**Description of the task**
Go through the lines below. Copy those with "Duration".
— start of Record set —
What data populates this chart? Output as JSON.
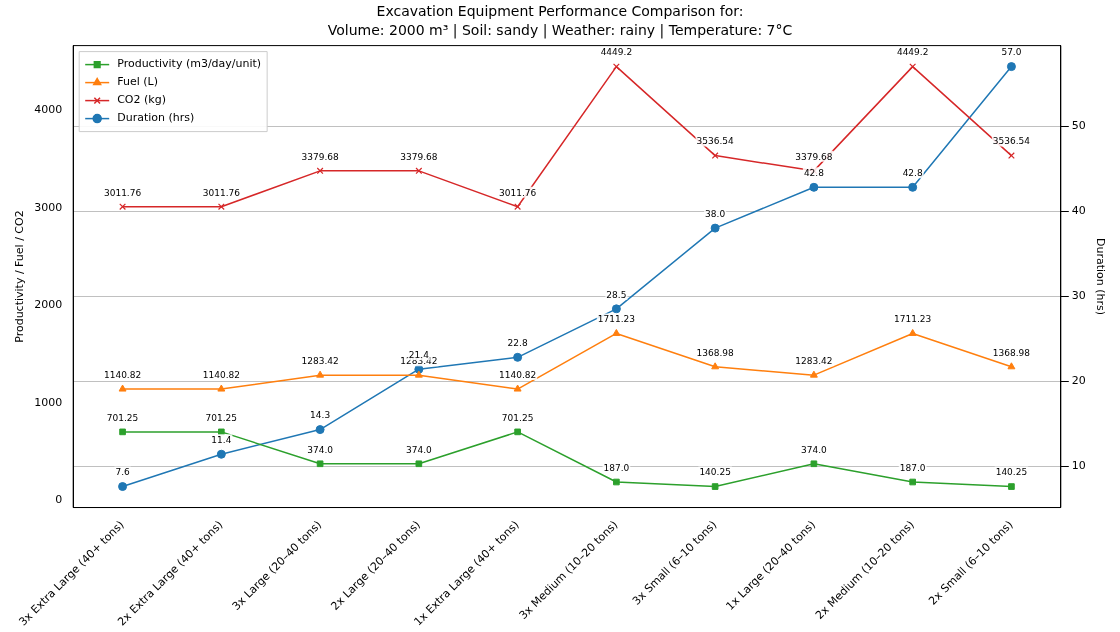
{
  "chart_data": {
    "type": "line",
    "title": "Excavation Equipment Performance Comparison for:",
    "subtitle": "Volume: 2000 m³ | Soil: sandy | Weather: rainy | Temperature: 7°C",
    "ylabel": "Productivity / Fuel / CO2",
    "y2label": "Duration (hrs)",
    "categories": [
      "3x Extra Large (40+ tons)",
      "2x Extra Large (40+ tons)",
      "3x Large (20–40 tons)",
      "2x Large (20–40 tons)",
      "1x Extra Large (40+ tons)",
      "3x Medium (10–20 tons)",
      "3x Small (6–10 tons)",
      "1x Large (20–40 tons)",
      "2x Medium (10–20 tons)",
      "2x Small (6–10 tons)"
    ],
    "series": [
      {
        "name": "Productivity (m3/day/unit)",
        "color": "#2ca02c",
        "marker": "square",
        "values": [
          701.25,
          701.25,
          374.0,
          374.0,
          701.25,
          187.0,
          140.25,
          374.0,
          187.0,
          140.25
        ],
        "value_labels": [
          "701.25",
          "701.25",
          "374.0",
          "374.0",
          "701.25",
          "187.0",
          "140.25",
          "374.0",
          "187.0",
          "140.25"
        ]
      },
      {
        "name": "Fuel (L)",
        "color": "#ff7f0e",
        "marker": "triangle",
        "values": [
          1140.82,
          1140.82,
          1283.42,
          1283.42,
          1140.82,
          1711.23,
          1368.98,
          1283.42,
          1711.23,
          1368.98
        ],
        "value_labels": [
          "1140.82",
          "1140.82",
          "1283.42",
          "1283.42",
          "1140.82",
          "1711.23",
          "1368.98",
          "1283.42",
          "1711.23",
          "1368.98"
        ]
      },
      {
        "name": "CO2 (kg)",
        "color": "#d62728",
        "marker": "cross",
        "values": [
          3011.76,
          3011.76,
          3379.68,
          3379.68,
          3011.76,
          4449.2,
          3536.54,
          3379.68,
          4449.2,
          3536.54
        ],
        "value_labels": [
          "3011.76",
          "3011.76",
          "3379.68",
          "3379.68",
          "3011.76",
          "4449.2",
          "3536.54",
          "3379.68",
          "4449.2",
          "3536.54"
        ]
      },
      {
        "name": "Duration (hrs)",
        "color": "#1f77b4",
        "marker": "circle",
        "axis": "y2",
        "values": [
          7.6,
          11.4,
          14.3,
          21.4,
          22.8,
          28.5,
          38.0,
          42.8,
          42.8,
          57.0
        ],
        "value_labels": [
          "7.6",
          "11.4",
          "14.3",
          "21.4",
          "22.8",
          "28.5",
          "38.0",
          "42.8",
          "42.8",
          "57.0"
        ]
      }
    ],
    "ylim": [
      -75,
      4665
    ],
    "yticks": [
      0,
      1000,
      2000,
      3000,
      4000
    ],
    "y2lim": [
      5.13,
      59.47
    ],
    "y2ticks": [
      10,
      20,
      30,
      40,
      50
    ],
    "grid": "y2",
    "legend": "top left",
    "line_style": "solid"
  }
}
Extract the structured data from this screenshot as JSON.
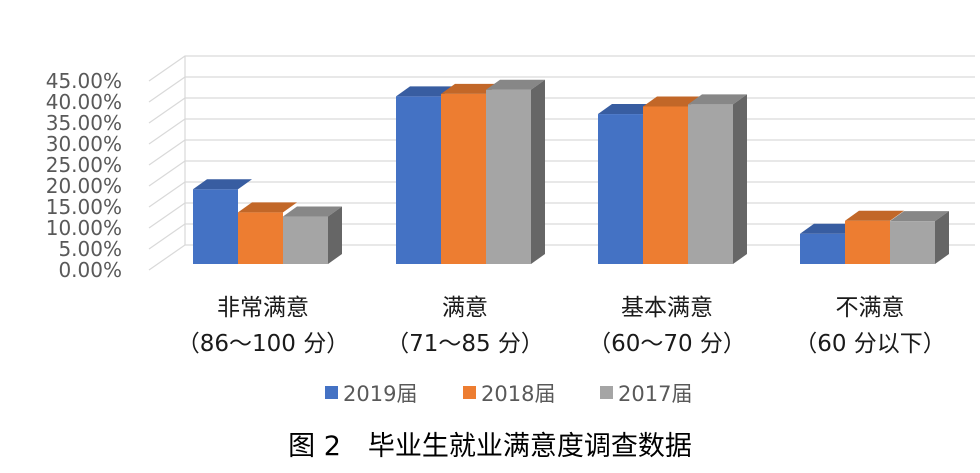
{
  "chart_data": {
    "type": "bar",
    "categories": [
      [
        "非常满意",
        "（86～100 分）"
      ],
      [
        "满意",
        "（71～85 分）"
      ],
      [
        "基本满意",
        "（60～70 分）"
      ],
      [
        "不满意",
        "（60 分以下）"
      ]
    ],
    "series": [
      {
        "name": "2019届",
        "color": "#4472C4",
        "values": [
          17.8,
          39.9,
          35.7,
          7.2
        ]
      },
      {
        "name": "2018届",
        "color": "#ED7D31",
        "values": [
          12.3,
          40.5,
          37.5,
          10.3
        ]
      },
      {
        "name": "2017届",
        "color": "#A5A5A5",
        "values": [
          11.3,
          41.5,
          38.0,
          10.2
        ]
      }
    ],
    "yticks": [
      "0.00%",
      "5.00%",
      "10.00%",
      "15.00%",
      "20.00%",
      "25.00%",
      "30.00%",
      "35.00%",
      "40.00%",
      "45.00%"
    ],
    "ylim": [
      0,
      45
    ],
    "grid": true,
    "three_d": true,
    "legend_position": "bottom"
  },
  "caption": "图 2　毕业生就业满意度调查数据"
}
— end of Record set —
**Task result**
    "y2label": "Duration (hrs)",
        "name": "Duration (hrs)",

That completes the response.